── Given records

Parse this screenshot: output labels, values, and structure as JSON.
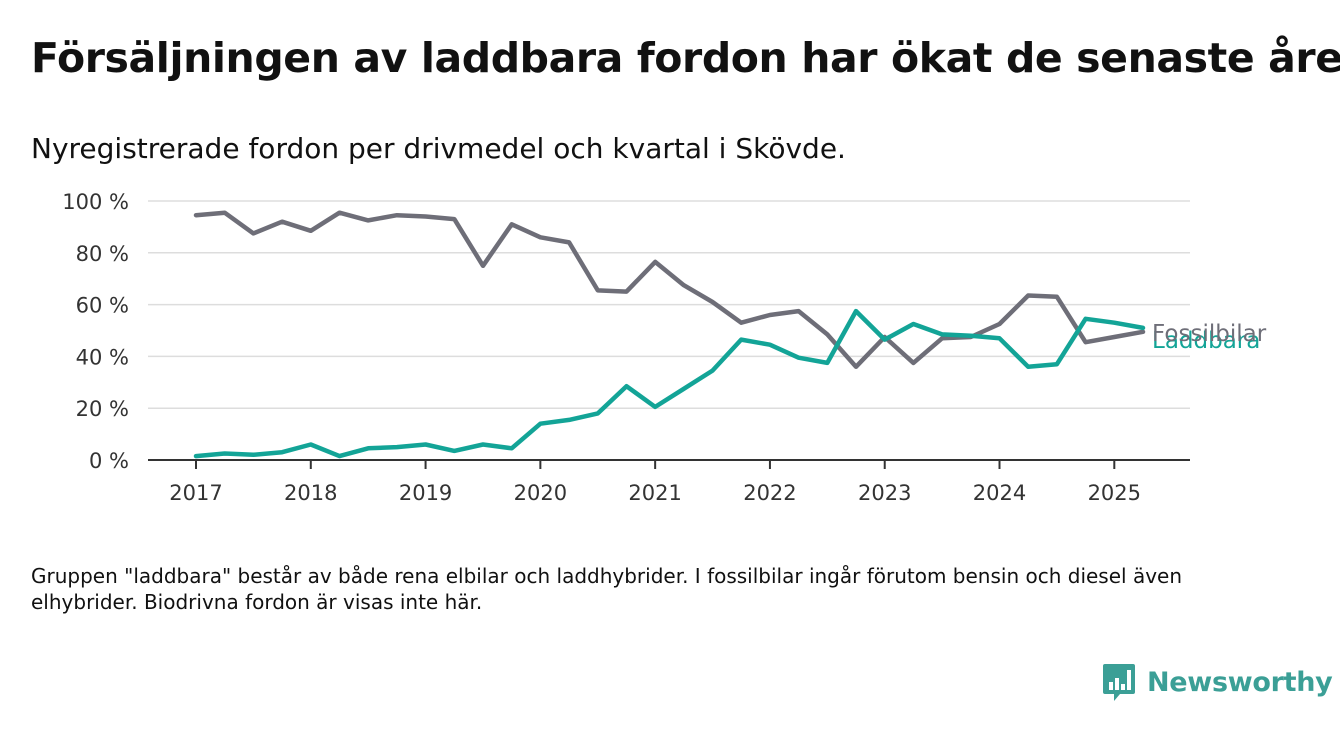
{
  "title": "Försäljningen av laddbara fordon har ökat de senaste åren",
  "subtitle": "Nyregistrerade fordon per drivmedel och kvartal i Skövde.",
  "note": "Gruppen \"laddbara\" består av både rena elbilar och laddhybrider. I fossilbilar ingår förutom bensin och diesel även elhybrider. Biodrivna fordon är visas inte här.",
  "brand": {
    "name": "Newsworthy",
    "color": "#3b9f96"
  },
  "chart_data": {
    "type": "line",
    "x_unit": "quarter",
    "x": [
      "2017-Q1",
      "2017-Q2",
      "2017-Q3",
      "2017-Q4",
      "2018-Q1",
      "2018-Q2",
      "2018-Q3",
      "2018-Q4",
      "2019-Q1",
      "2019-Q2",
      "2019-Q3",
      "2019-Q4",
      "2020-Q1",
      "2020-Q2",
      "2020-Q3",
      "2020-Q4",
      "2021-Q1",
      "2021-Q2",
      "2021-Q3",
      "2021-Q4",
      "2022-Q1",
      "2022-Q2",
      "2022-Q3",
      "2022-Q4",
      "2023-Q1",
      "2023-Q2",
      "2023-Q3",
      "2023-Q4",
      "2024-Q1",
      "2024-Q2",
      "2024-Q3",
      "2024-Q4",
      "2025-Q1",
      "2025-Q2"
    ],
    "xticks": [
      "2017",
      "2018",
      "2019",
      "2020",
      "2021",
      "2022",
      "2023",
      "2024",
      "2025"
    ],
    "yticks": [
      "0 %",
      "20 %",
      "40 %",
      "60 %",
      "80 %",
      "100 %"
    ],
    "ylim": [
      0,
      100
    ],
    "grid": true,
    "series": [
      {
        "name": "Fossilbilar",
        "color": "#6e6e78",
        "values": [
          94.5,
          95.5,
          87.5,
          92,
          88.5,
          95.5,
          92.5,
          94.5,
          94,
          93,
          75,
          91,
          86,
          84,
          65.5,
          65,
          76.5,
          67.5,
          61,
          53,
          56,
          57.5,
          48.5,
          36,
          47.5,
          37.5,
          47,
          47.5,
          52.5,
          63.5,
          63,
          45.5,
          47.5,
          49.5
        ]
      },
      {
        "name": "Laddbara",
        "color": "#13a497",
        "values": [
          1.5,
          2.5,
          2,
          3,
          6,
          1.5,
          4.5,
          5,
          6,
          3.5,
          6,
          4.5,
          14,
          15.5,
          18,
          28.5,
          20.5,
          27.5,
          34.5,
          46.5,
          44.5,
          39.5,
          37.5,
          57.5,
          46.5,
          52.5,
          48.5,
          48,
          47,
          36,
          37,
          54.5,
          53,
          51
        ]
      }
    ]
  }
}
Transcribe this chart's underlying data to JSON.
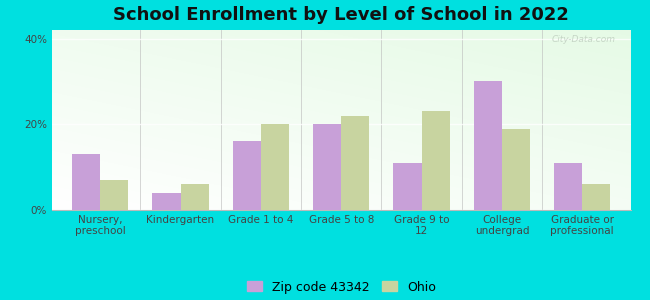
{
  "title": "School Enrollment by Level of School in 2022",
  "categories": [
    "Nursery,\npreschool",
    "Kindergarten",
    "Grade 1 to 4",
    "Grade 5 to 8",
    "Grade 9 to\n12",
    "College\nundergrad",
    "Graduate or\nprofessional"
  ],
  "zip_values": [
    13,
    4,
    16,
    20,
    11,
    30,
    11
  ],
  "ohio_values": [
    7,
    6,
    20,
    22,
    23,
    19,
    6
  ],
  "zip_color": "#c8a0d8",
  "ohio_color": "#c8d4a0",
  "background_outer": "#00e0e0",
  "ylim": [
    0,
    42
  ],
  "yticks": [
    0,
    20,
    40
  ],
  "ytick_labels": [
    "0%",
    "20%",
    "40%"
  ],
  "legend_zip_label": "Zip code 43342",
  "legend_ohio_label": "Ohio",
  "bar_width": 0.35,
  "title_fontsize": 13,
  "tick_fontsize": 7.5,
  "legend_fontsize": 9
}
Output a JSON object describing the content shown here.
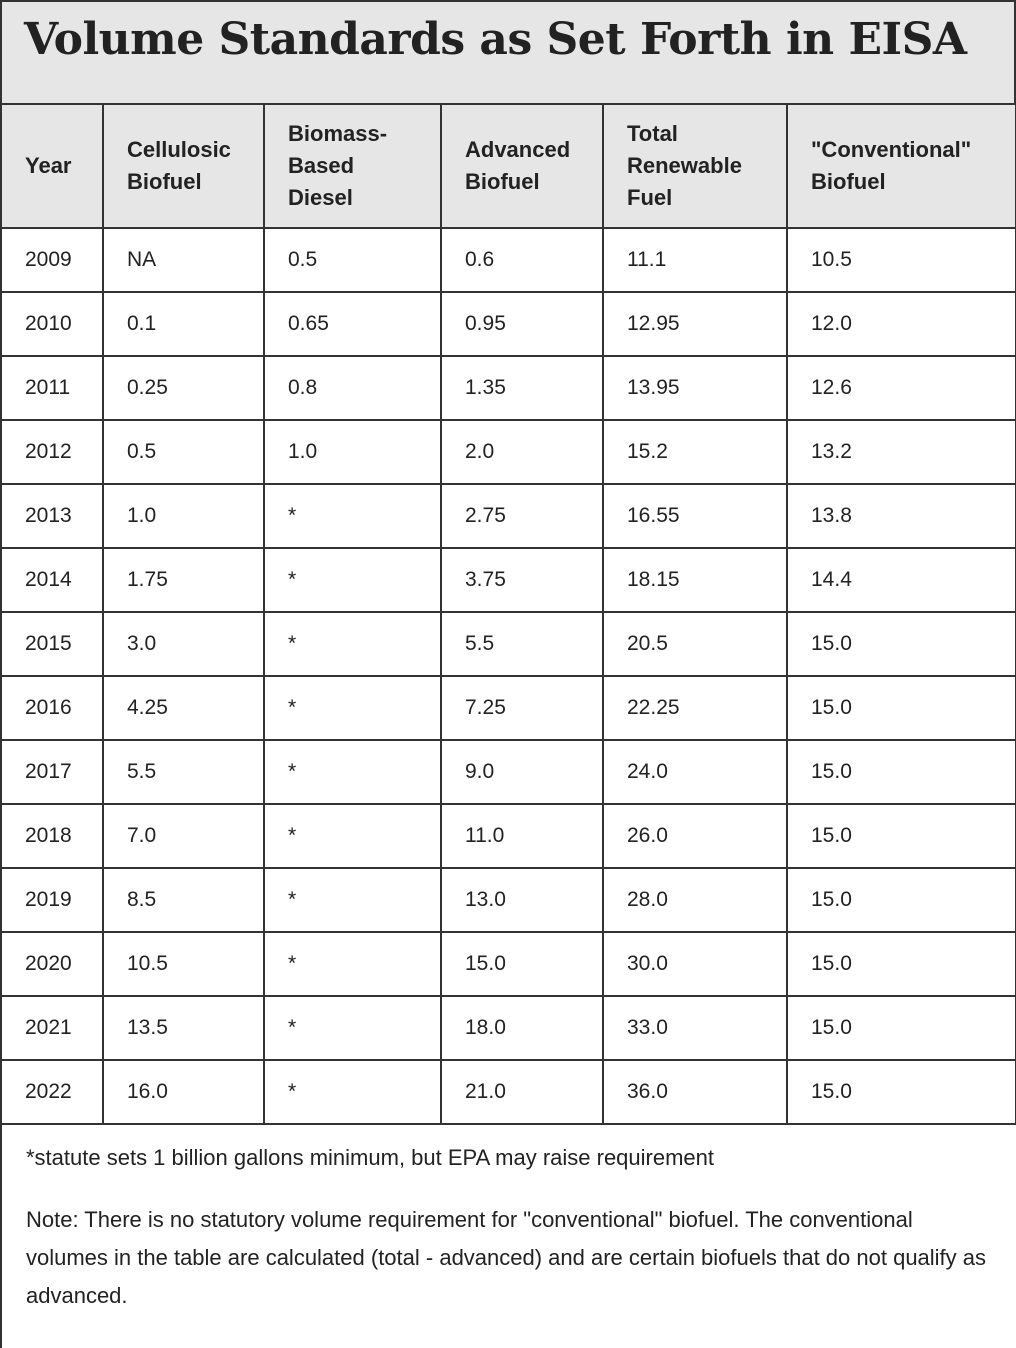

────

Exercise prompt
Give back only a number, the number of lines where the string "this" occurs.

Result
2